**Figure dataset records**

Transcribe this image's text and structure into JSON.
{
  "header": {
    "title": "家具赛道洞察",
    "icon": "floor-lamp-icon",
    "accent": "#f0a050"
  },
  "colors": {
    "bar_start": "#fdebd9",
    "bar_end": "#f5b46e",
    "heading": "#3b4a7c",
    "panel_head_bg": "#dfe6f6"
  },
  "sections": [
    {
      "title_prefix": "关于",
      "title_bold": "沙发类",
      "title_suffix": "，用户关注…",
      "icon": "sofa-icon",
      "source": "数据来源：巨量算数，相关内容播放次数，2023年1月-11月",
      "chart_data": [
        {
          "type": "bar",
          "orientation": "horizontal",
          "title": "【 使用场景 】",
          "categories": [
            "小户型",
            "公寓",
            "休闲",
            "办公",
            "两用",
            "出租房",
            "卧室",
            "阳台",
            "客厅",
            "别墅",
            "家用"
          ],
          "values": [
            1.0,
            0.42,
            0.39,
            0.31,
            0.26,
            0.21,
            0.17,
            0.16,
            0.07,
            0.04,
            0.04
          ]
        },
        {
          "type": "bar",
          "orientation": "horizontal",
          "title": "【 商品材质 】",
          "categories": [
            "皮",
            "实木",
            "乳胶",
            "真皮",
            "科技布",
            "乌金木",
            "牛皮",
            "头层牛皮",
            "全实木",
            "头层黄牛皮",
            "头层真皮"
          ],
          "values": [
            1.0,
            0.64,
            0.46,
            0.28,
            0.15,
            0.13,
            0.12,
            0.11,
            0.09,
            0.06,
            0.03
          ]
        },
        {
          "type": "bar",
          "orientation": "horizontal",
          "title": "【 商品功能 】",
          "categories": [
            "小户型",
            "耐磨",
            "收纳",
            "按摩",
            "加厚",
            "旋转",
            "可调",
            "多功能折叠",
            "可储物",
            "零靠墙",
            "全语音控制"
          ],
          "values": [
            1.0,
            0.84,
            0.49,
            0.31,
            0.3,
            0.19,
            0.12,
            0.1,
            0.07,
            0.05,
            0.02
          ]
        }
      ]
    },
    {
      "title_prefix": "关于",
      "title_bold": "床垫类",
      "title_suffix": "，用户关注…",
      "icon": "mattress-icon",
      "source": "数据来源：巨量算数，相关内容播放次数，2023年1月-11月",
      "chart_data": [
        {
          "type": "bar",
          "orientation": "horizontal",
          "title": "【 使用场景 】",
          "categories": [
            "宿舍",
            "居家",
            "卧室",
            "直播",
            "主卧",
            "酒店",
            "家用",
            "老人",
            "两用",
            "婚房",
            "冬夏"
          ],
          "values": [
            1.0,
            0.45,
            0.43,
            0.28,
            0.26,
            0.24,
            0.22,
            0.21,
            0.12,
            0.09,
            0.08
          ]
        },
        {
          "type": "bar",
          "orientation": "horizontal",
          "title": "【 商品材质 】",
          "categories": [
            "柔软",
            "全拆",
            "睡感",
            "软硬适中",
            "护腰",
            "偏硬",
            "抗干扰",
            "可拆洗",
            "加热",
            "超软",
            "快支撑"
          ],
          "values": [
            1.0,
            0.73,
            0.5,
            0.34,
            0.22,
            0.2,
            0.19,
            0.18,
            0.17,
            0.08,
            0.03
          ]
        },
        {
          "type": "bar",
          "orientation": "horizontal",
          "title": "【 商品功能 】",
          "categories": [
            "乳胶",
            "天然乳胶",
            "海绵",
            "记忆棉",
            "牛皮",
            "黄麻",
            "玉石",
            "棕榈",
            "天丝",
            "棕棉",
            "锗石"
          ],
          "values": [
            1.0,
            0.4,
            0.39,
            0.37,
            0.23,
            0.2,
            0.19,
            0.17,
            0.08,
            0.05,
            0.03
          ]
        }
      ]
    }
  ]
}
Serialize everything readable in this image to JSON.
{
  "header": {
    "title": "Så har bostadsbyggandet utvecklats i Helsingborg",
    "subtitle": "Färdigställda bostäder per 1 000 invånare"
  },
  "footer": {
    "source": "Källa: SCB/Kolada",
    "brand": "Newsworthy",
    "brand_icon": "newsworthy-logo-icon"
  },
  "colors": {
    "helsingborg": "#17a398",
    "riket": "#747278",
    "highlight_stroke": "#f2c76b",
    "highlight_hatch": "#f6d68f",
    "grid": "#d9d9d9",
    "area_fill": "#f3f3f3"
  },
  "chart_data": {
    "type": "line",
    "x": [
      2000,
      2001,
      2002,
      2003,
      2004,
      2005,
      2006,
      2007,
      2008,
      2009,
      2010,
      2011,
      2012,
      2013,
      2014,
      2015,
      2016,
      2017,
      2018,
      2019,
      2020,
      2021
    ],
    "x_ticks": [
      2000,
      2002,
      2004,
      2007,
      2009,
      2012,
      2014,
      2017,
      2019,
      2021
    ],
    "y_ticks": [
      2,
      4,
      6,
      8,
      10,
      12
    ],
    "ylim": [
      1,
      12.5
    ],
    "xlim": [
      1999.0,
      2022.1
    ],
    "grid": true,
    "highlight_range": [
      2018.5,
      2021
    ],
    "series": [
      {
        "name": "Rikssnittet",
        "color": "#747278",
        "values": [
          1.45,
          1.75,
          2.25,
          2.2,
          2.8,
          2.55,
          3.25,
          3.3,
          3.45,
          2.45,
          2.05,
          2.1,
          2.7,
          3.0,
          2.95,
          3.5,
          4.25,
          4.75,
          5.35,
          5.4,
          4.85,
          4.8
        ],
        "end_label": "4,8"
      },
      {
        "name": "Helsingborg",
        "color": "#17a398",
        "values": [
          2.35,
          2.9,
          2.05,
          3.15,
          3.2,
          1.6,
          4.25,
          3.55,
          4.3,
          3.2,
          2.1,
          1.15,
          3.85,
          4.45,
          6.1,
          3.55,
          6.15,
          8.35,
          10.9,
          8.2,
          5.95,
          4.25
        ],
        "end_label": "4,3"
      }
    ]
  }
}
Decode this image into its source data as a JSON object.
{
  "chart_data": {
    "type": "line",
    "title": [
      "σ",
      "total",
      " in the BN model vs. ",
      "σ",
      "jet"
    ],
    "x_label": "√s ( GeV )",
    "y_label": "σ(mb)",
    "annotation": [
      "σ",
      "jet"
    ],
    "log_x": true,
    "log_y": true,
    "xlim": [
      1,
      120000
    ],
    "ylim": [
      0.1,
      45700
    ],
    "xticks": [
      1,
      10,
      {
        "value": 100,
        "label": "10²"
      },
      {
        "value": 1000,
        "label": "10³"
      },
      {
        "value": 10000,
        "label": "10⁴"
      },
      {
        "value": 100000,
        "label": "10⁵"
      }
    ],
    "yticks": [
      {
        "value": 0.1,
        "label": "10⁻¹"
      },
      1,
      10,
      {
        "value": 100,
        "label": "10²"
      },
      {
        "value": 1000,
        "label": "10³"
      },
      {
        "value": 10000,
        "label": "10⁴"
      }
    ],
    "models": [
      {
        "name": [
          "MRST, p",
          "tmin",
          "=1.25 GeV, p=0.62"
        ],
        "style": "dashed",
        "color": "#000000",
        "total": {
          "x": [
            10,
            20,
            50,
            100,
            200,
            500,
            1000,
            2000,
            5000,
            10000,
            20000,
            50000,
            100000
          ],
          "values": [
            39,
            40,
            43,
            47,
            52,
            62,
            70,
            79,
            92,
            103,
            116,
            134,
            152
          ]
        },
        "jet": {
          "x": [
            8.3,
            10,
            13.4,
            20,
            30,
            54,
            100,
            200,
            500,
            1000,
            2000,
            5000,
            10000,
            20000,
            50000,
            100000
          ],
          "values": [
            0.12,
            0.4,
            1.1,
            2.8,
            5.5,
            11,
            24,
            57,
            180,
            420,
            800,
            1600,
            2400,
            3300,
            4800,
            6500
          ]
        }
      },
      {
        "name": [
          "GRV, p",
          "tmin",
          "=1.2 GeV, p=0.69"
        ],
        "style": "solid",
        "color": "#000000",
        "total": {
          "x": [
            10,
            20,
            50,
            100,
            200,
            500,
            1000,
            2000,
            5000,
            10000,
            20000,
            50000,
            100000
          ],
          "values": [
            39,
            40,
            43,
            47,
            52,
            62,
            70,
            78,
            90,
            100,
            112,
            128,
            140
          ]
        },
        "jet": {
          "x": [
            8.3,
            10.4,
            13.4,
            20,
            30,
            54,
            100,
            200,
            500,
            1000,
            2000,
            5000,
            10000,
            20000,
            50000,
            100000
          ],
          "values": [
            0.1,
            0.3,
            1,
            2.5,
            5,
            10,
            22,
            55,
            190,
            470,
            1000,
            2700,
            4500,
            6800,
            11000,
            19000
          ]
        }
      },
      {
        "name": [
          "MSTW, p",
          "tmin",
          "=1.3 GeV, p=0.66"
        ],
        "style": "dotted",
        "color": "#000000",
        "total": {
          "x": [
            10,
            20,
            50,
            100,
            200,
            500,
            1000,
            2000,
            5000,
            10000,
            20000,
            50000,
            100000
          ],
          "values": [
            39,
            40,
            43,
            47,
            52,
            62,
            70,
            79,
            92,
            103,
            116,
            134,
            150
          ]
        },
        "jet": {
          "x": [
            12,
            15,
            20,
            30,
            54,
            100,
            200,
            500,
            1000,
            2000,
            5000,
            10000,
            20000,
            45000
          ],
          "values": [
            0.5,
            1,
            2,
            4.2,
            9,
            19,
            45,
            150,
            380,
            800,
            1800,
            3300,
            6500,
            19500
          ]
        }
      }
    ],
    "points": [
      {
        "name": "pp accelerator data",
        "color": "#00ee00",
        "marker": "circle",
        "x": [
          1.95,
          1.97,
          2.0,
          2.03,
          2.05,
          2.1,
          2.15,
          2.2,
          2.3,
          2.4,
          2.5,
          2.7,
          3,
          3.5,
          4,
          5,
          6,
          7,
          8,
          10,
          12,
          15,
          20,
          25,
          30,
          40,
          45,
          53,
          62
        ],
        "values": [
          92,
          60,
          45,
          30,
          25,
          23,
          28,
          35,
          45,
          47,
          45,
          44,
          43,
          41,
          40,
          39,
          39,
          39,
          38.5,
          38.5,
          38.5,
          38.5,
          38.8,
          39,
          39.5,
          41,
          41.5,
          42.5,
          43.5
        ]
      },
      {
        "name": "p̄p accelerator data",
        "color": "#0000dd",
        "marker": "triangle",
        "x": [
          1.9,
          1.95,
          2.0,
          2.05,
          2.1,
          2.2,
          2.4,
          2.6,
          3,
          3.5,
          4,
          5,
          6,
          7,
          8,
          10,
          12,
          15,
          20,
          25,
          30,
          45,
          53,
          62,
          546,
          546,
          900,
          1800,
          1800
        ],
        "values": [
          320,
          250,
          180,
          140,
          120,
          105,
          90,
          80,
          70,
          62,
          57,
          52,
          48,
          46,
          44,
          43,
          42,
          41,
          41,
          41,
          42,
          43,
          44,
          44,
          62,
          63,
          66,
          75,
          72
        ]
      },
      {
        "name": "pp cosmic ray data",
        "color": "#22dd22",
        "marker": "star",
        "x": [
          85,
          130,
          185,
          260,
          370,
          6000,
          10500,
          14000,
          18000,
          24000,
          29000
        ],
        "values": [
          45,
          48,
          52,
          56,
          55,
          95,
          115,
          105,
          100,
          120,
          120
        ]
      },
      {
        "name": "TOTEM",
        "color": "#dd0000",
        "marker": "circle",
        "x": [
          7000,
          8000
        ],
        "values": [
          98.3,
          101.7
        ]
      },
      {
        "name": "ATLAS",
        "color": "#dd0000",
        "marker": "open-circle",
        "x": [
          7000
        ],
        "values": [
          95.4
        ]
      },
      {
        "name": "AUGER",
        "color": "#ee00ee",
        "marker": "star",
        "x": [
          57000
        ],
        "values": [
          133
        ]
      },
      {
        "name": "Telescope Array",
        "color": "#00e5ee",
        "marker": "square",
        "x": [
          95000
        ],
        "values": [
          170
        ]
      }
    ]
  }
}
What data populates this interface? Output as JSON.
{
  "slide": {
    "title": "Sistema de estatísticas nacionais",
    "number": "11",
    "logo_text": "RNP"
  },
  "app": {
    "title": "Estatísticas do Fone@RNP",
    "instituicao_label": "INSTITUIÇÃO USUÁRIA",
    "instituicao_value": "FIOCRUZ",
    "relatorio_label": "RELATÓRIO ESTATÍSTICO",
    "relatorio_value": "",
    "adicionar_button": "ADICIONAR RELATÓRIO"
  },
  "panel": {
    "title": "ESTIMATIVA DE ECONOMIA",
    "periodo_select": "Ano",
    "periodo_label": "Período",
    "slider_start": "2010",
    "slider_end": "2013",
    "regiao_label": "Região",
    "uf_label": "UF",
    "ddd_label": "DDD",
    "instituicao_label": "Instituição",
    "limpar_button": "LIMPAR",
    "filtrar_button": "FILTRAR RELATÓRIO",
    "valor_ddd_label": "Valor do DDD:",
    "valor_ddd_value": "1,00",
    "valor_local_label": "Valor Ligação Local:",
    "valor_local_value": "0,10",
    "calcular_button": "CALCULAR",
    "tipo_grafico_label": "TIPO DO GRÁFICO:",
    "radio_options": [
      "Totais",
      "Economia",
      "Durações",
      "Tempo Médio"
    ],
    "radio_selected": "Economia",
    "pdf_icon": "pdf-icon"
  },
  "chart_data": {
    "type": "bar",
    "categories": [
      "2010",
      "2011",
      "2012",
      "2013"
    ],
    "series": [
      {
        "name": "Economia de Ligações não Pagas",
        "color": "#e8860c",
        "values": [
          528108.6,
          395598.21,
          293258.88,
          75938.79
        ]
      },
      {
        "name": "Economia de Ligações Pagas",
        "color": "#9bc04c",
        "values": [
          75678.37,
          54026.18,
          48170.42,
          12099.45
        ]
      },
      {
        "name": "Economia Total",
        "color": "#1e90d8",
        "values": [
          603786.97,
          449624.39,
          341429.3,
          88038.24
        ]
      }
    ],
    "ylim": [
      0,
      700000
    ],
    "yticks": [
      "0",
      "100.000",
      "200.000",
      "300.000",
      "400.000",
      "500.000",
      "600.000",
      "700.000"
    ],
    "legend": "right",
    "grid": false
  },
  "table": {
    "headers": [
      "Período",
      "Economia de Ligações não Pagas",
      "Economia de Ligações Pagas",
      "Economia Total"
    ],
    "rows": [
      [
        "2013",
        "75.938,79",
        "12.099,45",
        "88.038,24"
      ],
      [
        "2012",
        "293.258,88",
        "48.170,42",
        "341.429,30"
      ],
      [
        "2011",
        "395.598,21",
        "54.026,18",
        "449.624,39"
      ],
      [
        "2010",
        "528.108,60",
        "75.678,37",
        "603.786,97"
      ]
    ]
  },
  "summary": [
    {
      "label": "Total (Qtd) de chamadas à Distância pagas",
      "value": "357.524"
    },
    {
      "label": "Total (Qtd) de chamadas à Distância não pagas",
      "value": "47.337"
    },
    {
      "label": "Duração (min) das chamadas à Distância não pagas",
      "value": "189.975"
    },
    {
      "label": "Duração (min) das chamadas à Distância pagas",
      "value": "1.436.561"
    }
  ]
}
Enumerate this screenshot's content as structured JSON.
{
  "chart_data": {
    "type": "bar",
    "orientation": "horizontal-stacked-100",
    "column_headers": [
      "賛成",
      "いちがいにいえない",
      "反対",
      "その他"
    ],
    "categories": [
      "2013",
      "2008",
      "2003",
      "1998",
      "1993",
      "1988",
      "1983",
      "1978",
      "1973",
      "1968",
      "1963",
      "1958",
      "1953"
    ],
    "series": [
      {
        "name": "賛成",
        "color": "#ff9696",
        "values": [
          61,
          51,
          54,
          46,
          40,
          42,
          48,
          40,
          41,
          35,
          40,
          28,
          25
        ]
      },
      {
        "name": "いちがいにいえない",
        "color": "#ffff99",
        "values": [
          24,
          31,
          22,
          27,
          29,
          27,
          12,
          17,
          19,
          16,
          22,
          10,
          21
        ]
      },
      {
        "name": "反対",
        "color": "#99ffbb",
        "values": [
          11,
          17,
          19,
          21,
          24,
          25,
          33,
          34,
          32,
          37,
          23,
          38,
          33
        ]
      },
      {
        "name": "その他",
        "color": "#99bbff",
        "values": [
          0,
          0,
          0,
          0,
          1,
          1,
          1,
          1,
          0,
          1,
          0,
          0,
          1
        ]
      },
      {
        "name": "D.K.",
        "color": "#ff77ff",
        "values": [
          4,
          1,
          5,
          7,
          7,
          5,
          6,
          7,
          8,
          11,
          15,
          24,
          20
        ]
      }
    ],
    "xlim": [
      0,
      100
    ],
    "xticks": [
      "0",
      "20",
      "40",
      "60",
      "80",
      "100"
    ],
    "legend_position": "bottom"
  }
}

**Do this**
Lines containing the word "chamadas" are to be counted in the listing; state their number alone.

**Full response**
4